**Exercise description:** Set down every line of the records below with no changes.

[start Information supplied]

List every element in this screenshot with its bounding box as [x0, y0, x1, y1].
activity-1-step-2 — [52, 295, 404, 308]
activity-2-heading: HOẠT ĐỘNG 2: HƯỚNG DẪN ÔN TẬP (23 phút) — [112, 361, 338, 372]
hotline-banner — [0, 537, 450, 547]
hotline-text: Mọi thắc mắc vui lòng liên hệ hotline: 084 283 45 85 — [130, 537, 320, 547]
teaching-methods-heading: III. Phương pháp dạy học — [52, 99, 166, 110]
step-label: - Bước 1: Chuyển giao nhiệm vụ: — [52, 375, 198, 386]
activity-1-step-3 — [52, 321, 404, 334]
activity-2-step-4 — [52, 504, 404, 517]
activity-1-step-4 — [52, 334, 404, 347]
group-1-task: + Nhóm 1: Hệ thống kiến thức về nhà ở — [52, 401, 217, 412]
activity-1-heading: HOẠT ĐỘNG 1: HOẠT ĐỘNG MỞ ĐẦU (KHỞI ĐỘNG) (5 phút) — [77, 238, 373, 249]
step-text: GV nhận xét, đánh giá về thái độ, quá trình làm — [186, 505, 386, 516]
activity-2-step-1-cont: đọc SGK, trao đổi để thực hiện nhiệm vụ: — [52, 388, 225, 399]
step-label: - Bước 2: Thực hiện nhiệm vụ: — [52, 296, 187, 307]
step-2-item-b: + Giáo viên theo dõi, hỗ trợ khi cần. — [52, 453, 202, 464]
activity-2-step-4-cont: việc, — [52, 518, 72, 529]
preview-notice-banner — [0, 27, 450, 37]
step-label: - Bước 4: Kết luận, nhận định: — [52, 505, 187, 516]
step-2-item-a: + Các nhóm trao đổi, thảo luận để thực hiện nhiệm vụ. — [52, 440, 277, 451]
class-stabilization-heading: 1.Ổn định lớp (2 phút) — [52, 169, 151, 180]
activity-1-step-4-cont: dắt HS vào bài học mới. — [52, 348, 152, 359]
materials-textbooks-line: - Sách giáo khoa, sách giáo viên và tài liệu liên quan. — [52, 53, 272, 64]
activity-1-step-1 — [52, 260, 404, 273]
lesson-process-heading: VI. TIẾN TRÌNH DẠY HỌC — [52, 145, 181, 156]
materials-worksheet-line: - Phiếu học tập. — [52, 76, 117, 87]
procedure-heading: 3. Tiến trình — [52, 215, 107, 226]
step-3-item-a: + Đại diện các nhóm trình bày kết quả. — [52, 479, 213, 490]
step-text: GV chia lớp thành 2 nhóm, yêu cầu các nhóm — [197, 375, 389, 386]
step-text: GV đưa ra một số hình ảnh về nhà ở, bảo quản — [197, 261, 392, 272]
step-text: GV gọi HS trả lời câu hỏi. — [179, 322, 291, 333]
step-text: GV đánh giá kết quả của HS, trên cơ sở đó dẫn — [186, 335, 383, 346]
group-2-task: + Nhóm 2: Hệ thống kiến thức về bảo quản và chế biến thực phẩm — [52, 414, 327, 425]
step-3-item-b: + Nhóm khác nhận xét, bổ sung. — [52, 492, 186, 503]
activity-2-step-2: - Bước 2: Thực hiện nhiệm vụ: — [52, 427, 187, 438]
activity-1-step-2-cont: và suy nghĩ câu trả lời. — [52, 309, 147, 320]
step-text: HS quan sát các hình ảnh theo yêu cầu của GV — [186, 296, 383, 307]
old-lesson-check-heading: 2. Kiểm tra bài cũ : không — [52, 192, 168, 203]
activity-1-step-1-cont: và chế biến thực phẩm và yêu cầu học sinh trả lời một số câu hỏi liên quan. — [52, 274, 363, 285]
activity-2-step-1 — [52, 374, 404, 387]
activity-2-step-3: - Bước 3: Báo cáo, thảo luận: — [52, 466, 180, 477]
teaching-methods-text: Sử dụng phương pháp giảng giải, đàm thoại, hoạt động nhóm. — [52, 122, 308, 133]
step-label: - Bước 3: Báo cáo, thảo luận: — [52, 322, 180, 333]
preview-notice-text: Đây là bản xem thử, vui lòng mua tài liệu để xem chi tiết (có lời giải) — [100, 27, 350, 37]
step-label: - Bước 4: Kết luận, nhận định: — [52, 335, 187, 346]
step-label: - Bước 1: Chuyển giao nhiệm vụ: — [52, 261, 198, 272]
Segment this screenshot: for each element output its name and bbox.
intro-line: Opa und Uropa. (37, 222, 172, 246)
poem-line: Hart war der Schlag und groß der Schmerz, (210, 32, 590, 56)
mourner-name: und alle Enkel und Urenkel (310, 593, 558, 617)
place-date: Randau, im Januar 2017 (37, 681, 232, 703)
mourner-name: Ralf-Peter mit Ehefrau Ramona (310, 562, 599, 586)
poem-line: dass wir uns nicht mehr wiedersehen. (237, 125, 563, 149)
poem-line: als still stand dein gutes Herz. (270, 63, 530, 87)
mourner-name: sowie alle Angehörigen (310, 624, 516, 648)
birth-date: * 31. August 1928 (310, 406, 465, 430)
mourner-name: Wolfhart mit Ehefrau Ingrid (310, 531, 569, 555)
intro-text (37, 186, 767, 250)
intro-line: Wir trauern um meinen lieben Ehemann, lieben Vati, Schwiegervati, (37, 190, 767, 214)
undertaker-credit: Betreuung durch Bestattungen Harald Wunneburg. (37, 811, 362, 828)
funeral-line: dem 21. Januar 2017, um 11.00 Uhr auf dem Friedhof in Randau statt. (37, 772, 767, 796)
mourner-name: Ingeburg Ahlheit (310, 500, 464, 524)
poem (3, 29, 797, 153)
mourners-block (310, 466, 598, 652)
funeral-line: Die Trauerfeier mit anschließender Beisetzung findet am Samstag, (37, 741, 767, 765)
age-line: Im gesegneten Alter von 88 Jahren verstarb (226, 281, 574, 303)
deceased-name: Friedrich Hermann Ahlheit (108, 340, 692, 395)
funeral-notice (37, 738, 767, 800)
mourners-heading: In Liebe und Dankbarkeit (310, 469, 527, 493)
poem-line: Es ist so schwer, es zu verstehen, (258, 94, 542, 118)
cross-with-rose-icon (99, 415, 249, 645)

[end Information supplied]

**Result:**
List every element in this screenshot with its bounding box as [x0, y0, x1, y1].
activity-1-step-2 — [52, 295, 404, 308]
activity-2-heading: HOẠT ĐỘNG 2: HƯỚNG DẪN ÔN TẬP (23 phút) — [112, 361, 338, 372]
hotline-banner — [0, 537, 450, 547]
hotline-text: Mọi thắc mắc vui lòng liên hệ hotline: 084 283 45 85 — [130, 537, 320, 547]
teaching-methods-heading: III. Phương pháp dạy học — [52, 99, 166, 110]
step-label: - Bước 1: Chuyển giao nhiệm vụ: — [52, 375, 198, 386]
activity-1-step-3 — [52, 321, 404, 334]
activity-2-step-4 — [52, 504, 404, 517]
activity-1-step-4 — [52, 334, 404, 347]
group-1-task: + Nhóm 1: Hệ thống kiến thức về nhà ở — [52, 401, 217, 412]
activity-1-heading: HOẠT ĐỘNG 1: HOẠT ĐỘNG MỞ ĐẦU (KHỞI ĐỘNG) (5 phút) — [77, 238, 373, 249]
step-text: GV nhận xét, đánh giá về thái độ, quá trình làm — [186, 505, 386, 516]
activity-2-step-1-cont: đọc SGK, trao đổi để thực hiện nhiệm vụ: — [52, 388, 225, 399]
step-label: - Bước 2: Thực hiện nhiệm vụ: — [52, 296, 187, 307]
step-2-item-b: + Giáo viên theo dõi, hỗ trợ khi cần. — [52, 453, 202, 464]
activity-2-step-4-cont: việc, — [52, 518, 72, 529]
preview-notice-banner — [0, 27, 450, 37]
step-label: - Bước 4: Kết luận, nhận định: — [52, 505, 187, 516]
step-2-item-a: + Các nhóm trao đổi, thảo luận để thực hiện nhiệm vụ. — [52, 440, 277, 451]
class-stabilization-heading: 1.Ổn định lớp (2 phút) — [52, 169, 151, 180]
activity-1-step-4-cont: dắt HS vào bài học mới. — [52, 348, 152, 359]
materials-textbooks-line: - Sách giáo khoa, sách giáo viên và tài liệu liên quan. — [52, 53, 272, 64]
activity-1-step-1 — [52, 260, 404, 273]
lesson-process-heading: VI. TIẾN TRÌNH DẠY HỌC — [52, 145, 181, 156]
materials-worksheet-line: - Phiếu học tập. — [52, 76, 117, 87]
procedure-heading: 3. Tiến trình — [52, 215, 107, 226]
step-3-item-a: + Đại diện các nhóm trình bày kết quả. — [52, 479, 213, 490]
step-text: GV chia lớp thành 2 nhóm, yêu cầu các nhóm — [197, 375, 389, 386]
step-text: GV đưa ra một số hình ảnh về nhà ở, bảo quản — [197, 261, 392, 272]
step-text: GV gọi HS trả lời câu hỏi. — [179, 322, 291, 333]
step-text: GV đánh giá kết quả của HS, trên cơ sở đó dẫn — [186, 335, 383, 346]
group-2-task: + Nhóm 2: Hệ thống kiến thức về bảo quản và chế biến thực phẩm — [52, 414, 327, 425]
step-3-item-b: + Nhóm khác nhận xét, bổ sung. — [52, 492, 186, 503]
activity-2-step-2: - Bước 2: Thực hiện nhiệm vụ: — [52, 427, 187, 438]
activity-1-step-2-cont: và suy nghĩ câu trả lời. — [52, 309, 147, 320]
step-text: HS quan sát các hình ảnh theo yêu cầu của GV — [186, 296, 383, 307]
old-lesson-check-heading: 2. Kiểm tra bài cũ : không — [52, 192, 168, 203]
activity-1-step-1-cont: và chế biến thực phẩm và yêu cầu học sinh trả lời một số câu hỏi liên quan. — [52, 274, 363, 285]
activity-2-step-1 — [52, 374, 404, 387]
activity-2-step-3: - Bước 3: Báo cáo, thảo luận: — [52, 466, 180, 477]
teaching-methods-text: Sử dụng phương pháp giảng giải, đàm thoại, hoạt động nhóm. — [52, 122, 308, 133]
step-label: - Bước 3: Báo cáo, thảo luận: — [52, 322, 180, 333]
preview-notice-text: Đây là bản xem thử, vui lòng mua tài liệu để xem chi tiết (có lời giải) — [100, 27, 350, 37]
step-label: - Bước 4: Kết luận, nhận định: — [52, 335, 187, 346]
step-label: - Bước 1: Chuyển giao nhiệm vụ: — [52, 261, 198, 272]
Segment this screenshot: for each element output its name and bbox.
intro-line: Opa und Uropa. (37, 222, 172, 246)
poem-line: Hart war der Schlag und groß der Schmerz, (210, 32, 590, 56)
mourner-name: und alle Enkel und Urenkel (310, 593, 558, 617)
place-date: Randau, im Januar 2017 (37, 681, 232, 703)
mourner-name: Ralf-Peter mit Ehefrau Ramona (310, 562, 599, 586)
poem-line: dass wir uns nicht mehr wiedersehen. (237, 125, 563, 149)
poem-line: als still stand dein gutes Herz. (270, 63, 530, 87)
mourner-name: sowie alle Angehörigen (310, 624, 516, 648)
birth-date: * 31. August 1928 (310, 406, 465, 430)
mourner-name: Wolfhart mit Ehefrau Ingrid (310, 531, 569, 555)
intro-text (37, 186, 767, 250)
intro-line: Wir trauern um meinen lieben Ehemann, lieben Vati, Schwiegervati, (37, 190, 767, 214)
undertaker-credit: Betreuung durch Bestattungen Harald Wunneburg. (37, 811, 362, 828)
funeral-line: dem 21. Januar 2017, um 11.00 Uhr auf dem Friedhof in Randau statt. (37, 772, 767, 796)
mourner-name: Ingeburg Ahlheit (310, 500, 464, 524)
poem (3, 29, 797, 153)
mourners-block (310, 466, 598, 652)
funeral-line: Die Trauerfeier mit anschließender Beisetzung findet am Samstag, (37, 741, 767, 765)
age-line: Im gesegneten Alter von 88 Jahren verstarb (226, 281, 574, 303)
deceased-name: Friedrich Hermann Ahlheit (108, 340, 692, 395)
funeral-notice (37, 738, 767, 800)
mourners-heading: In Liebe und Dankbarkeit (310, 469, 527, 493)
poem-line: Es ist so schwer, es zu verstehen, (258, 94, 542, 118)
cross-with-rose-icon (99, 415, 249, 645)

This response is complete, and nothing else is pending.